Start of DATA SUPPLIED
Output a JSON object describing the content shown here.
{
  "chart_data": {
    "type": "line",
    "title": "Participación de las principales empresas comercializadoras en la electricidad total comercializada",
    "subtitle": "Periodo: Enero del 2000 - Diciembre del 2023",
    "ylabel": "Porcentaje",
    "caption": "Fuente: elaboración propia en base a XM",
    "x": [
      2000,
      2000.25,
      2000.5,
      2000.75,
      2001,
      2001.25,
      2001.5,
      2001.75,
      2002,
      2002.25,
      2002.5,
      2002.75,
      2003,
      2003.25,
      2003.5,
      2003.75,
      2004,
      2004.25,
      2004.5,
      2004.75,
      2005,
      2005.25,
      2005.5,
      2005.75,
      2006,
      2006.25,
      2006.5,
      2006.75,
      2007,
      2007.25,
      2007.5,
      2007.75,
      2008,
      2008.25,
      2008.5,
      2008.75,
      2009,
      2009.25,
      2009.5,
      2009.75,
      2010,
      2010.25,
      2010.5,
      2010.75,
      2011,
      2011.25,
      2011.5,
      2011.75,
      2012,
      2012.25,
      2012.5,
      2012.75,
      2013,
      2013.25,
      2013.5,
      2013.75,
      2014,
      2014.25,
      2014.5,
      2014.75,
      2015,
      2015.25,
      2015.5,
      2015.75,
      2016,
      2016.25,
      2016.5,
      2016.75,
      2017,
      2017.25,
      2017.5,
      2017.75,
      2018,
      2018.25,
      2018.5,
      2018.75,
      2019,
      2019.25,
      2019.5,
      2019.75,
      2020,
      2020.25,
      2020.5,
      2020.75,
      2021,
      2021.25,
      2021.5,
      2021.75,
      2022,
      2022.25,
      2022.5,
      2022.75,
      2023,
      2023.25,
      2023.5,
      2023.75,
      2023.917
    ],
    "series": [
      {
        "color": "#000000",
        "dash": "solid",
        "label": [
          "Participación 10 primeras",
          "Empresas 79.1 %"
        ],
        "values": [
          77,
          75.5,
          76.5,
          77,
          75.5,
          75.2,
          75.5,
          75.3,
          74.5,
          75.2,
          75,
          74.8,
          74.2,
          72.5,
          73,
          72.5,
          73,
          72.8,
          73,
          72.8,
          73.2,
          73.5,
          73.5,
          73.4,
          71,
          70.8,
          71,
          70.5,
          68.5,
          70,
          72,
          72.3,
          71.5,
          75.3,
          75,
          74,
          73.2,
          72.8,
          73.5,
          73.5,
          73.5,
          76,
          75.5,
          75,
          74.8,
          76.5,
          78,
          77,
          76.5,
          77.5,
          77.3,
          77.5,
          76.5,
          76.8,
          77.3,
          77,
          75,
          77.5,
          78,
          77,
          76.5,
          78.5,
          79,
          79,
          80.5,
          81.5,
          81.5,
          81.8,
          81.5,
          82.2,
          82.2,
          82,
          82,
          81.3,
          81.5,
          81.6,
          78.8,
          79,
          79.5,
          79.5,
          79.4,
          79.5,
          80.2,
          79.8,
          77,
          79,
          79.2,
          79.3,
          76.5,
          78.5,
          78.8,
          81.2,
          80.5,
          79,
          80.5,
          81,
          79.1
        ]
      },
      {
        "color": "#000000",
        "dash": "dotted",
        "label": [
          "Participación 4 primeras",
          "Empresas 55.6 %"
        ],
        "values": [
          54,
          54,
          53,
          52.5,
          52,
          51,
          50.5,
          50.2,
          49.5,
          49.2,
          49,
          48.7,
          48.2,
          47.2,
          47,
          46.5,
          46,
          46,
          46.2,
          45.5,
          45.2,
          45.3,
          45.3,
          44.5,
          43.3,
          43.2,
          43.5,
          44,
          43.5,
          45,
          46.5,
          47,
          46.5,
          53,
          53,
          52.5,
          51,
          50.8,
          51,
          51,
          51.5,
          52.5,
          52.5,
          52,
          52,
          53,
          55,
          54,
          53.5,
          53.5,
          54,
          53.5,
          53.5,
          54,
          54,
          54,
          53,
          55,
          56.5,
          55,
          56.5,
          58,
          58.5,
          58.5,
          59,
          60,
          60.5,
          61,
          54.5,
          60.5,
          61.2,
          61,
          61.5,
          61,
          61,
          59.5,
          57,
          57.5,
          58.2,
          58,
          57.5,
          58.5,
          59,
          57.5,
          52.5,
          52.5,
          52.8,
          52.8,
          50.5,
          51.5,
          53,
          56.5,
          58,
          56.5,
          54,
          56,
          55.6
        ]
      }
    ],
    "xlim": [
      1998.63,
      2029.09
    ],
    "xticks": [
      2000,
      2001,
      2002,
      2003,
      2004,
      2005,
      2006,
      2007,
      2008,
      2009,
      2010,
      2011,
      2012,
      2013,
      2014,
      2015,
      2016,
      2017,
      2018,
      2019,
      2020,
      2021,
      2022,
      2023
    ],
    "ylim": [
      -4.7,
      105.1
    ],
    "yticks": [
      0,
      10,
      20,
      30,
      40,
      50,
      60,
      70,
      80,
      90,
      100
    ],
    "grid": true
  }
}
End of DATA SUPPLIED
▶ [OBJECTIVE]
Retype the material in full. Each word must match.

▶ [ANSWER BELOW]
Output a JSON object describing the content shown here.
{
  "chart_data": {
    "type": "line",
    "title": "Participación de las principales empresas comercializadoras en la electricidad total comercializada",
    "subtitle": "Periodo: Enero del 2000 - Diciembre del 2023",
    "ylabel": "Porcentaje",
    "caption": "Fuente: elaboración propia en base a XM",
    "x": [
      2000,
      2000.25,
      2000.5,
      2000.75,
      2001,
      2001.25,
      2001.5,
      2001.75,
      2002,
      2002.25,
      2002.5,
      2002.75,
      2003,
      2003.25,
      2003.5,
      2003.75,
      2004,
      2004.25,
      2004.5,
      2004.75,
      2005,
      2005.25,
      2005.5,
      2005.75,
      2006,
      2006.25,
      2006.5,
      2006.75,
      2007,
      2007.25,
      2007.5,
      2007.75,
      2008,
      2008.25,
      2008.5,
      2008.75,
      2009,
      2009.25,
      2009.5,
      2009.75,
      2010,
      2010.25,
      2010.5,
      2010.75,
      2011,
      2011.25,
      2011.5,
      2011.75,
      2012,
      2012.25,
      2012.5,
      2012.75,
      2013,
      2013.25,
      2013.5,
      2013.75,
      2014,
      2014.25,
      2014.5,
      2014.75,
      2015,
      2015.25,
      2015.5,
      2015.75,
      2016,
      2016.25,
      2016.5,
      2016.75,
      2017,
      2017.25,
      2017.5,
      2017.75,
      2018,
      2018.25,
      2018.5,
      2018.75,
      2019,
      2019.25,
      2019.5,
      2019.75,
      2020,
      2020.25,
      2020.5,
      2020.75,
      2021,
      2021.25,
      2021.5,
      2021.75,
      2022,
      2022.25,
      2022.5,
      2022.75,
      2023,
      2023.25,
      2023.5,
      2023.75,
      2023.917
    ],
    "series": [
      {
        "color": "#000000",
        "dash": "solid",
        "label": [
          "Participación 10 primeras",
          "Empresas 79.1 %"
        ],
        "values": [
          77,
          75.5,
          76.5,
          77,
          75.5,
          75.2,
          75.5,
          75.3,
          74.5,
          75.2,
          75,
          74.8,
          74.2,
          72.5,
          73,
          72.5,
          73,
          72.8,
          73,
          72.8,
          73.2,
          73.5,
          73.5,
          73.4,
          71,
          70.8,
          71,
          70.5,
          68.5,
          70,
          72,
          72.3,
          71.5,
          75.3,
          75,
          74,
          73.2,
          72.8,
          73.5,
          73.5,
          73.5,
          76,
          75.5,
          75,
          74.8,
          76.5,
          78,
          77,
          76.5,
          77.5,
          77.3,
          77.5,
          76.5,
          76.8,
          77.3,
          77,
          75,
          77.5,
          78,
          77,
          76.5,
          78.5,
          79,
          79,
          80.5,
          81.5,
          81.5,
          81.8,
          81.5,
          82.2,
          82.2,
          82,
          82,
          81.3,
          81.5,
          81.6,
          78.8,
          79,
          79.5,
          79.5,
          79.4,
          79.5,
          80.2,
          79.8,
          77,
          79,
          79.2,
          79.3,
          76.5,
          78.5,
          78.8,
          81.2,
          80.5,
          79,
          80.5,
          81,
          79.1
        ]
      },
      {
        "color": "#000000",
        "dash": "dotted",
        "label": [
          "Participación 4 primeras",
          "Empresas 55.6 %"
        ],
        "values": [
          54,
          54,
          53,
          52.5,
          52,
          51,
          50.5,
          50.2,
          49.5,
          49.2,
          49,
          48.7,
          48.2,
          47.2,
          47,
          46.5,
          46,
          46,
          46.2,
          45.5,
          45.2,
          45.3,
          45.3,
          44.5,
          43.3,
          43.2,
          43.5,
          44,
          43.5,
          45,
          46.5,
          47,
          46.5,
          53,
          53,
          52.5,
          51,
          50.8,
          51,
          51,
          51.5,
          52.5,
          52.5,
          52,
          52,
          53,
          55,
          54,
          53.5,
          53.5,
          54,
          53.5,
          53.5,
          54,
          54,
          54,
          53,
          55,
          56.5,
          55,
          56.5,
          58,
          58.5,
          58.5,
          59,
          60,
          60.5,
          61,
          54.5,
          60.5,
          61.2,
          61,
          61.5,
          61,
          61,
          59.5,
          57,
          57.5,
          58.2,
          58,
          57.5,
          58.5,
          59,
          57.5,
          52.5,
          52.5,
          52.8,
          52.8,
          50.5,
          51.5,
          53,
          56.5,
          58,
          56.5,
          54,
          56,
          55.6
        ]
      }
    ],
    "xlim": [
      1998.63,
      2029.09
    ],
    "xticks": [
      2000,
      2001,
      2002,
      2003,
      2004,
      2005,
      2006,
      2007,
      2008,
      2009,
      2010,
      2011,
      2012,
      2013,
      2014,
      2015,
      2016,
      2017,
      2018,
      2019,
      2020,
      2021,
      2022,
      2023
    ],
    "ylim": [
      -4.7,
      105.1
    ],
    "yticks": [
      0,
      10,
      20,
      30,
      40,
      50,
      60,
      70,
      80,
      90,
      100
    ],
    "grid": true
  }
}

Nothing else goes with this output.